> _Problem to work on_: Take every line where the string "this" appears and copy it.

> _Exercise material_:
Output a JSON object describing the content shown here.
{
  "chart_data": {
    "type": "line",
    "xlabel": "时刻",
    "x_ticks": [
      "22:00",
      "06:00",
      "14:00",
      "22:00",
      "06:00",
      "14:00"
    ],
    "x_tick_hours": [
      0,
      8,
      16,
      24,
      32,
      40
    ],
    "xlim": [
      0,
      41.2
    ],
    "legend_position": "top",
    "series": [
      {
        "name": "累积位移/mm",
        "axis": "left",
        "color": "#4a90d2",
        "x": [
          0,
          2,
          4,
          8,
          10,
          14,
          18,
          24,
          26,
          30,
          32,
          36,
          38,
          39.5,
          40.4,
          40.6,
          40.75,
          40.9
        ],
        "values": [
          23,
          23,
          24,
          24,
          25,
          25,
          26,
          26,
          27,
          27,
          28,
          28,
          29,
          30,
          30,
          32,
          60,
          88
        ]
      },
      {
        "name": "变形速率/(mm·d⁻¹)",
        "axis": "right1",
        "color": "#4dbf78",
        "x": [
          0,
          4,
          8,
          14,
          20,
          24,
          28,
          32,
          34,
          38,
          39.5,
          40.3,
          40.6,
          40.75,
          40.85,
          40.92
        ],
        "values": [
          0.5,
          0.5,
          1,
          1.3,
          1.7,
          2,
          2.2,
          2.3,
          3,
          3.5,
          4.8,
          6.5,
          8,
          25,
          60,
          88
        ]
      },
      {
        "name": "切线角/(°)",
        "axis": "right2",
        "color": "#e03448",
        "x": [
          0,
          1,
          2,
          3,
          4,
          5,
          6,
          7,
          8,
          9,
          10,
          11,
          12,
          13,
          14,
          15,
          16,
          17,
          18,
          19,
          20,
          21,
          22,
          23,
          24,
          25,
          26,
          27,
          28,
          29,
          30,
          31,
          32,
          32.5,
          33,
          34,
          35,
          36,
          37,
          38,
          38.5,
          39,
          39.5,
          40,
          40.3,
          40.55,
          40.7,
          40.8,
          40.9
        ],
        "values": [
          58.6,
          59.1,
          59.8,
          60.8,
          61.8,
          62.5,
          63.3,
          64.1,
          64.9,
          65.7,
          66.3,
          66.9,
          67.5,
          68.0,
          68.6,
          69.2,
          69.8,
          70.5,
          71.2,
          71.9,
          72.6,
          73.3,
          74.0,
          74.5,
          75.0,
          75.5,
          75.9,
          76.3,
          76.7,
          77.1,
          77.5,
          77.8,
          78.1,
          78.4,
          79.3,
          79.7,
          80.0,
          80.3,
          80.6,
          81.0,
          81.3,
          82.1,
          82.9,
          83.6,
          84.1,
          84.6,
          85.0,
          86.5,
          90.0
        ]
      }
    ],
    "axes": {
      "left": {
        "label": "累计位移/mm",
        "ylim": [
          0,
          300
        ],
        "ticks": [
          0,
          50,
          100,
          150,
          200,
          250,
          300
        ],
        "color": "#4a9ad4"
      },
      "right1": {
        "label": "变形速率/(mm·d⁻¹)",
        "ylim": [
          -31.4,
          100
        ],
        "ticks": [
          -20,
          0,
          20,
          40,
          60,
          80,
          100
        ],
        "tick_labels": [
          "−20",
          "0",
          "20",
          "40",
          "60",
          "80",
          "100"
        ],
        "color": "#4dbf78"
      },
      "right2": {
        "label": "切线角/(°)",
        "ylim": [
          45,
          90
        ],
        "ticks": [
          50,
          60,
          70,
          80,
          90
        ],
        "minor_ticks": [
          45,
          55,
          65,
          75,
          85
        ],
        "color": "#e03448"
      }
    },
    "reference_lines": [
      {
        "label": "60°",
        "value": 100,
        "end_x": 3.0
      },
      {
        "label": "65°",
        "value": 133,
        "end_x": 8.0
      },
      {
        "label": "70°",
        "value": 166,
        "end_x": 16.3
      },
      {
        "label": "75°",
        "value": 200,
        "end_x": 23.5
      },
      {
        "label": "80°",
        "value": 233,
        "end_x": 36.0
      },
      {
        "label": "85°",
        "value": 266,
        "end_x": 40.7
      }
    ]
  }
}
==
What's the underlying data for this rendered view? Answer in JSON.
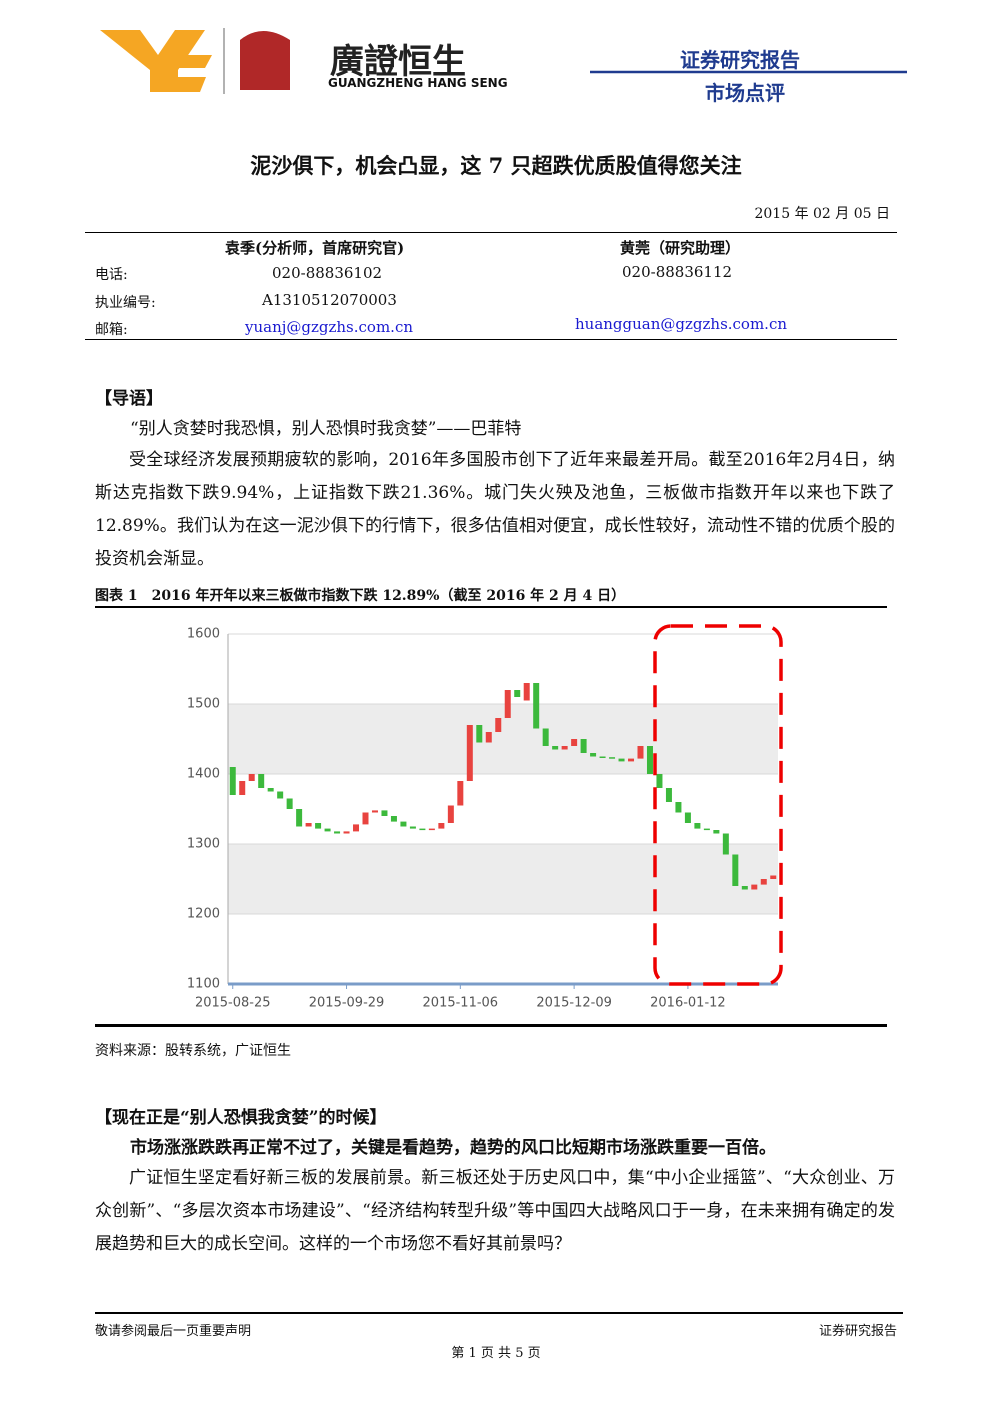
---
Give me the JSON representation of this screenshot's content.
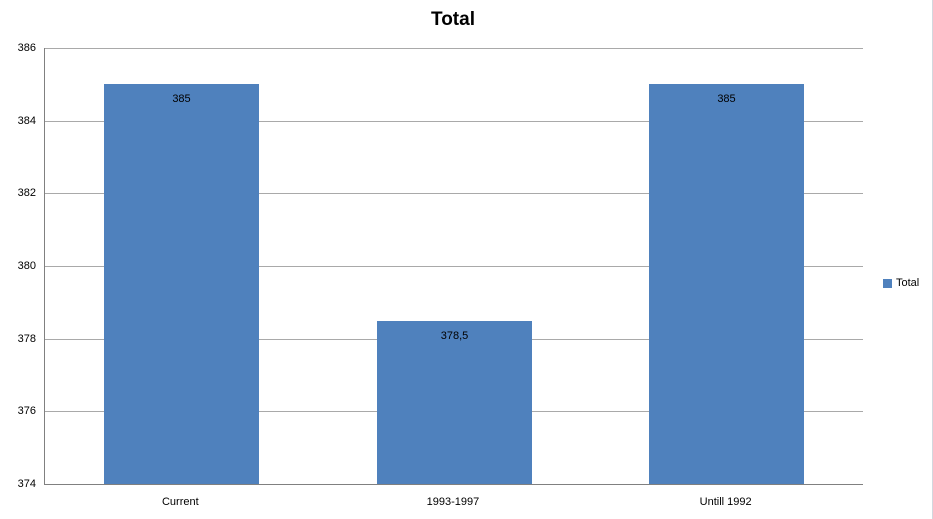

> _Written solution_:
What's the underlying data for this rendered view? Answer in JSON.
Give me the JSON representation of this screenshot's content.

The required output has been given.